(Layout coordinate data)
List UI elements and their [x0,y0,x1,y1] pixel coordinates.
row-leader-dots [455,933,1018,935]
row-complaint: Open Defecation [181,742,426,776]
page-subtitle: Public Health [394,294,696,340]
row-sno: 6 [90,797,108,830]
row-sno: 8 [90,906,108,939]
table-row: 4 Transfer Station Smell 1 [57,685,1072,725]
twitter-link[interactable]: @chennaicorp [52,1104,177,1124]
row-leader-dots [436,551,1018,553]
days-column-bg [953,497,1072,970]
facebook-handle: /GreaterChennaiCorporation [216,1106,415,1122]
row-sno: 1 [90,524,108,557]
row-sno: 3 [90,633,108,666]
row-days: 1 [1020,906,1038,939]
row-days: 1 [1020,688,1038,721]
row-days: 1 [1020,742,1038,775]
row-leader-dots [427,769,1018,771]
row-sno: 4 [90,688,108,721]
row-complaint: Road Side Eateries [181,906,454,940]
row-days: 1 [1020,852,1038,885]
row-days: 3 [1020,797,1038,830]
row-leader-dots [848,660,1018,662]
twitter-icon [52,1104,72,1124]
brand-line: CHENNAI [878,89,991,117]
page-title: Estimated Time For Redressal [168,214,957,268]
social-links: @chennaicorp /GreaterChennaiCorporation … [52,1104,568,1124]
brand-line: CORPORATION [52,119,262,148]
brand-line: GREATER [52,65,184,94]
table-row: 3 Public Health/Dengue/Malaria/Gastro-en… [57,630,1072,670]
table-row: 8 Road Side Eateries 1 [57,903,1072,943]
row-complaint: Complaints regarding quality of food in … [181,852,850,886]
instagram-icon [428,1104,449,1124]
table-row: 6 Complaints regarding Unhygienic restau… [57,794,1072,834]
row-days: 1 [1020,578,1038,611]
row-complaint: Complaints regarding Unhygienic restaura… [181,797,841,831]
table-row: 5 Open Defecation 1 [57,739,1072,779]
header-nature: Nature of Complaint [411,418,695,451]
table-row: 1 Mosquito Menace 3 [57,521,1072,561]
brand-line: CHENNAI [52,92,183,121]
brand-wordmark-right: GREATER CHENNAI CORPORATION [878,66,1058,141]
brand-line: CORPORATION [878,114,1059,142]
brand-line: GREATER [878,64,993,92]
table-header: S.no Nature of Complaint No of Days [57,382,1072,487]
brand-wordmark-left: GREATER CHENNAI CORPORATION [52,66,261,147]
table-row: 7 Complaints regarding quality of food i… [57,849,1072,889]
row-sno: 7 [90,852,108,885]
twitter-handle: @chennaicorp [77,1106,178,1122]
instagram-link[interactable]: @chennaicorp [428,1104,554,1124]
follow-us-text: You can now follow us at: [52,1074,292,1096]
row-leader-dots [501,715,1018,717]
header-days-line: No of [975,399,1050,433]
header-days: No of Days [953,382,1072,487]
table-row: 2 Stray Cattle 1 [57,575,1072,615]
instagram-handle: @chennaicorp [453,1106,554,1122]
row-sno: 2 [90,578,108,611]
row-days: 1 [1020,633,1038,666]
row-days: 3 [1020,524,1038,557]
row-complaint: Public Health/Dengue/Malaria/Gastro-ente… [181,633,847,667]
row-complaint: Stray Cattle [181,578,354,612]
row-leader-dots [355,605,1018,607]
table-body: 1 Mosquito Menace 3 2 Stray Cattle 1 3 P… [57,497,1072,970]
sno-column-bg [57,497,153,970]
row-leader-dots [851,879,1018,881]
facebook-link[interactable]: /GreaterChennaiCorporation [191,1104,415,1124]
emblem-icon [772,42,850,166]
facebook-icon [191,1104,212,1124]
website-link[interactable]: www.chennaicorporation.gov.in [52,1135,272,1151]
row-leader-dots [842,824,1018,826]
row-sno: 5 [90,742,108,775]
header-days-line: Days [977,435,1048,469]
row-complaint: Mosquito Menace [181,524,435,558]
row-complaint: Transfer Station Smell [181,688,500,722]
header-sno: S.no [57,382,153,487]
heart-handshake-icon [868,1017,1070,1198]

### The request
Reproduce every line of the records above word for word, with nothing changed, added, or left out.

### Right answer
List UI elements and their [x0,y0,x1,y1] pixel coordinates.
row-leader-dots [455,933,1018,935]
row-complaint: Open Defecation [181,742,426,776]
page-subtitle: Public Health [394,294,696,340]
row-sno: 6 [90,797,108,830]
row-sno: 8 [90,906,108,939]
table-row: 4 Transfer Station Smell 1 [57,685,1072,725]
twitter-link[interactable]: @chennaicorp [52,1104,177,1124]
row-leader-dots [436,551,1018,553]
days-column-bg [953,497,1072,970]
facebook-handle: /GreaterChennaiCorporation [216,1106,415,1122]
row-sno: 1 [90,524,108,557]
row-sno: 3 [90,633,108,666]
row-days: 1 [1020,906,1038,939]
row-days: 1 [1020,688,1038,721]
row-days: 1 [1020,742,1038,775]
row-leader-dots [427,769,1018,771]
row-sno: 4 [90,688,108,721]
row-complaint: Road Side Eateries [181,906,454,940]
row-days: 1 [1020,852,1038,885]
row-days: 3 [1020,797,1038,830]
row-leader-dots [848,660,1018,662]
twitter-icon [52,1104,72,1124]
brand-line: CHENNAI [878,89,991,117]
page-title: Estimated Time For Redressal [168,214,957,268]
social-links: @chennaicorp /GreaterChennaiCorporation … [52,1104,568,1124]
brand-line: CORPORATION [52,119,262,148]
brand-line: GREATER [52,65,184,94]
table-row: 3 Public Health/Dengue/Malaria/Gastro-en… [57,630,1072,670]
table-row: 8 Road Side Eateries 1 [57,903,1072,943]
row-complaint: Complaints regarding quality of food in … [181,852,850,886]
instagram-icon [428,1104,449,1124]
table-row: 6 Complaints regarding Unhygienic restau… [57,794,1072,834]
row-days: 1 [1020,578,1038,611]
row-complaint: Complaints regarding Unhygienic restaura… [181,797,841,831]
table-row: 5 Open Defecation 1 [57,739,1072,779]
header-nature: Nature of Complaint [411,418,695,451]
table-row: 1 Mosquito Menace 3 [57,521,1072,561]
brand-line: CHENNAI [52,92,183,121]
brand-wordmark-right: GREATER CHENNAI CORPORATION [878,66,1058,141]
brand-line: CORPORATION [878,114,1059,142]
brand-line: GREATER [878,64,993,92]
table-header: S.no Nature of Complaint No of Days [57,382,1072,487]
brand-wordmark-left: GREATER CHENNAI CORPORATION [52,66,261,147]
table-row: 7 Complaints regarding quality of food i… [57,849,1072,889]
row-sno: 7 [90,852,108,885]
twitter-handle: @chennaicorp [77,1106,178,1122]
instagram-link[interactable]: @chennaicorp [428,1104,554,1124]
follow-us-text: You can now follow us at: [52,1074,292,1096]
row-leader-dots [501,715,1018,717]
header-days-line: No of [975,399,1050,433]
header-days: No of Days [953,382,1072,487]
table-row: 2 Stray Cattle 1 [57,575,1072,615]
instagram-handle: @chennaicorp [453,1106,554,1122]
row-sno: 2 [90,578,108,611]
row-days: 1 [1020,633,1038,666]
row-days: 3 [1020,524,1038,557]
row-complaint: Public Health/Dengue/Malaria/Gastro-ente… [181,633,847,667]
row-complaint: Stray Cattle [181,578,354,612]
row-leader-dots [355,605,1018,607]
table-body: 1 Mosquito Menace 3 2 Stray Cattle 1 3 P… [57,497,1072,970]
sno-column-bg [57,497,153,970]
row-leader-dots [851,879,1018,881]
facebook-link[interactable]: /GreaterChennaiCorporation [191,1104,415,1124]
emblem-icon [772,42,850,166]
facebook-icon [191,1104,212,1124]
website-link[interactable]: www.chennaicorporation.gov.in [52,1135,272,1151]
row-leader-dots [842,824,1018,826]
row-sno: 5 [90,742,108,775]
header-days-line: Days [977,435,1048,469]
row-complaint: Mosquito Menace [181,524,435,558]
row-complaint: Transfer Station Smell [181,688,500,722]
header-sno: S.no [57,382,153,487]
heart-handshake-icon [868,1017,1070,1198]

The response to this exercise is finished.